-- TEXT PASSAGE follows --

Revitalizing Covington started with a vision for change. Forward Quest (now known as Vision 2015) called for an “urban renaissance” in Northern Kentucky. Slowly but surely, resources and organizations joined to jump start the revitalization effort. The projects our donors saw on the Covington tour resulted from many years of hard work, collaboration among multiple partners, and a series of complex funding strategies.

GCF is proud to have been a strong and committed partner throughout this process. What made this possible? Our community’s generous donors.

Since 2000, GCF has shared a steady stream of grants, loans, and equity investments from our endowed community funds and from The Northern Kentucky Fund of GCF to renovate buildings, start new businesses, advance K-12 and higher education, support lifelong learning, build a stronger workforce, and revitalize neighborhoods.

The total invested by GCF in the leading nonprofit organizations featured in this post is $7.3 million.

GCF was instrumental in bringing the Local Initiatives Support Corporation (LISC) to Cincinnati and Northern Kentucky. LISC is a national organization that works through local programs to help community residents transform distressed neighborhoods. LISC provides financial resources, shapes public policy, and provides technical assistance. Since 2000, LISC has helped to renovate nearly 2,000 houses and apartments and 1.2 million square feet of commercial space in Cincinnati and Northern Kentucky.

-- TEXT PASSAGE concluded --
-- DATA RECORDS follows --

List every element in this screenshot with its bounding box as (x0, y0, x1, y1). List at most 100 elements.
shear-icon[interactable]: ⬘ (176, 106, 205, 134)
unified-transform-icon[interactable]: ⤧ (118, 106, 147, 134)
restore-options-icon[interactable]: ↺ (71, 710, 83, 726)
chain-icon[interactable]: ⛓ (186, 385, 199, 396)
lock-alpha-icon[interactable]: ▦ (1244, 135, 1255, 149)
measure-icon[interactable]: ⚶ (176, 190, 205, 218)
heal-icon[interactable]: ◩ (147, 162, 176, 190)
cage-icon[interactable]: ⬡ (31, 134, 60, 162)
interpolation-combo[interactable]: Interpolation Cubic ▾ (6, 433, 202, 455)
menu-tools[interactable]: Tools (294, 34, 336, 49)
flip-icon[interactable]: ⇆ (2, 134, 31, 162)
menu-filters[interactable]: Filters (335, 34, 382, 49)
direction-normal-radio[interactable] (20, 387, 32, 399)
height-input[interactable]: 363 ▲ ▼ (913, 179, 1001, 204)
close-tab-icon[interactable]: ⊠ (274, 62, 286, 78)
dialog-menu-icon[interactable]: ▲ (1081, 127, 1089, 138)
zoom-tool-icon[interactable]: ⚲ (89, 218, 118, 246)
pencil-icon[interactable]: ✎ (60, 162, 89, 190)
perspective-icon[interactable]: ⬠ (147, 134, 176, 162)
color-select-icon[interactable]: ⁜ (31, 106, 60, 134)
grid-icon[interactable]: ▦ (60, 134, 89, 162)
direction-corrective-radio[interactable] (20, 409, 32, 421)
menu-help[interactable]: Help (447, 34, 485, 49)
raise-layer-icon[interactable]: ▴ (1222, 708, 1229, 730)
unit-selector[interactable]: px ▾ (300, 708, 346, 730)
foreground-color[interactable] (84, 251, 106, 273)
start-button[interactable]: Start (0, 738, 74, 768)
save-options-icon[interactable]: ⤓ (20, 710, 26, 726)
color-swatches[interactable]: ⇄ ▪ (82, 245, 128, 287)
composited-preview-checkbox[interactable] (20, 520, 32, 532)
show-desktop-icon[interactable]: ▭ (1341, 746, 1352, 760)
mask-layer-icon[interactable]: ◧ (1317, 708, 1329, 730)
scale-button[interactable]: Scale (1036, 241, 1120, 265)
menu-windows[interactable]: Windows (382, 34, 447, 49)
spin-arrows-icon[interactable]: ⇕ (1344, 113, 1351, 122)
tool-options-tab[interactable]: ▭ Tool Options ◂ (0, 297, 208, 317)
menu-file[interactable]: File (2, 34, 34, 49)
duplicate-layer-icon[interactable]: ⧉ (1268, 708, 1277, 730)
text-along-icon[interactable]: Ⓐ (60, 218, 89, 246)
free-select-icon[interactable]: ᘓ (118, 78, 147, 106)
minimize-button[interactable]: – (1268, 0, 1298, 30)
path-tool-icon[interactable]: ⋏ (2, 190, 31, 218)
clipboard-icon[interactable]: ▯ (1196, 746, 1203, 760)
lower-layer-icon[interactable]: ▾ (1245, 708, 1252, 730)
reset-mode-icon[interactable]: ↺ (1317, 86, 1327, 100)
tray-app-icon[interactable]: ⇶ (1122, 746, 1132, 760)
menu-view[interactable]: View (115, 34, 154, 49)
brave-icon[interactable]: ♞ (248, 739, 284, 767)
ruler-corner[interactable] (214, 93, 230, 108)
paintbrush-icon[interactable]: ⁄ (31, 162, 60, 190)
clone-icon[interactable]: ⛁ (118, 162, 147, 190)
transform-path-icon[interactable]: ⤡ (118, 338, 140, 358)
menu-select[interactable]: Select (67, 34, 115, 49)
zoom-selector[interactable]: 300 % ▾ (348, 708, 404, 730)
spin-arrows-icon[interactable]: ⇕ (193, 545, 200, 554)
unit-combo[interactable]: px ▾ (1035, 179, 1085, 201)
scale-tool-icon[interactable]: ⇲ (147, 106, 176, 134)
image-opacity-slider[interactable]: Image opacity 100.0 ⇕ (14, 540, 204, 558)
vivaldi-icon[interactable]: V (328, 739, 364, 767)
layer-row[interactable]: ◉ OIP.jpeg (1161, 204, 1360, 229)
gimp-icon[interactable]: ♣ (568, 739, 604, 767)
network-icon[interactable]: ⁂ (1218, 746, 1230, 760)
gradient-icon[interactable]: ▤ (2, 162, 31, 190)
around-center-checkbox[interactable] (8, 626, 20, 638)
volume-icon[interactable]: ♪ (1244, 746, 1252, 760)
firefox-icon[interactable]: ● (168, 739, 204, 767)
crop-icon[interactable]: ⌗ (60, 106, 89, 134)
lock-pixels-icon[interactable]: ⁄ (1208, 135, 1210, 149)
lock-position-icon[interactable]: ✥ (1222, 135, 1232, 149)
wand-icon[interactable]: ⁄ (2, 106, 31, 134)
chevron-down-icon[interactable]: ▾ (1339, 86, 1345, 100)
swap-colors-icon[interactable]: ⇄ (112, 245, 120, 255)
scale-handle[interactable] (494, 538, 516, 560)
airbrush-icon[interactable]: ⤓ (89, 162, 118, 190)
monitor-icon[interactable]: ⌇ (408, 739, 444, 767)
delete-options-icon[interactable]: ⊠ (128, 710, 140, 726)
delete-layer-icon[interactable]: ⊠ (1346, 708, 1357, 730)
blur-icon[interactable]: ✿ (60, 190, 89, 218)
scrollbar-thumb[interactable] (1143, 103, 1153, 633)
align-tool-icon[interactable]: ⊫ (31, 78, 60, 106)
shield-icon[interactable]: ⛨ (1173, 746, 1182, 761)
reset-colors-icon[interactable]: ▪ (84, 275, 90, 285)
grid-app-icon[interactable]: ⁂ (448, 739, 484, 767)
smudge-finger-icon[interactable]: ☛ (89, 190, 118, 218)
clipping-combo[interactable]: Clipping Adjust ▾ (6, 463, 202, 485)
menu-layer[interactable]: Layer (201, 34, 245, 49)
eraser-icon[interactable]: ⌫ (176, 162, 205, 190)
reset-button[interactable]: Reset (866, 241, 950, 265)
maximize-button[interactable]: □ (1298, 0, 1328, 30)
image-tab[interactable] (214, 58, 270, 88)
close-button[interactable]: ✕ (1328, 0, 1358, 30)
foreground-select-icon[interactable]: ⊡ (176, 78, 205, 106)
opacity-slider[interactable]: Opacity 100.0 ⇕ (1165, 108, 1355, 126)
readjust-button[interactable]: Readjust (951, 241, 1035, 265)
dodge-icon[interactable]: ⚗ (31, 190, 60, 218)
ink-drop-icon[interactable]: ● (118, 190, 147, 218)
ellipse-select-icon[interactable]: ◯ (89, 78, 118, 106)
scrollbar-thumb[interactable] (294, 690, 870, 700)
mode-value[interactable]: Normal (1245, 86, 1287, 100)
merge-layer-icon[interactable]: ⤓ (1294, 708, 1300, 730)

-- DATA RECORDS concluded --

WHAT TO PRODUCE
Continue the text about GCF's role in revitalizing Covington, starting right after its last sentence.

OUTPUT
Starting in 2007, LISC tapped Covington for a comprehensive initiative called PlaceMatters, patterned on a national LISC model called Building Sustainable Communities.

Mutual Building
Mutual Building

A major new development tool accelerating Northern Kentucky’s urban renaissance is the Catalytic Fund. GCF provided an impact investment (loan) to help seed a $10 million development fund, and also helped get the Catalytic Fund off the ground. The Fund’s work includes redevelopment of the historic Mutual Building, right in the center of Covington’s re-emerging business district, creating market-rate housing and commercial space. Restoring this architectural jewel will catalyze the return of the area as Covington’s hub of New Economy business activity. The Catalytic Fund provided subordinate mortgage gap financing for this project and coordinated all financing. (UpTech, an anchor tenant, is described below.)

Cincinnati Development Fund (CDF) has worked for 25-plus years to finance community development efforts in the region. GCF made its first impact investment to CDF in 2002 to help begin a process of diversifying the downtown neighborhood by adding more middle income residents to alleviate the concentration of poverty, and has since approved a second loan. Now, CDF is financing a 32-unit rental conversion project in historic downtown Covington, complementing the commercial and other projects of the Catalytic Fund.

UpTech is a start-up business accelerator formed in 2012 to leverage the talent and knowledge generated by Northern Kentucky University’s College of Informatics. GCF provided $45,000 in start-up funding for operating expenses, and recently approved a $200,000 equity investment.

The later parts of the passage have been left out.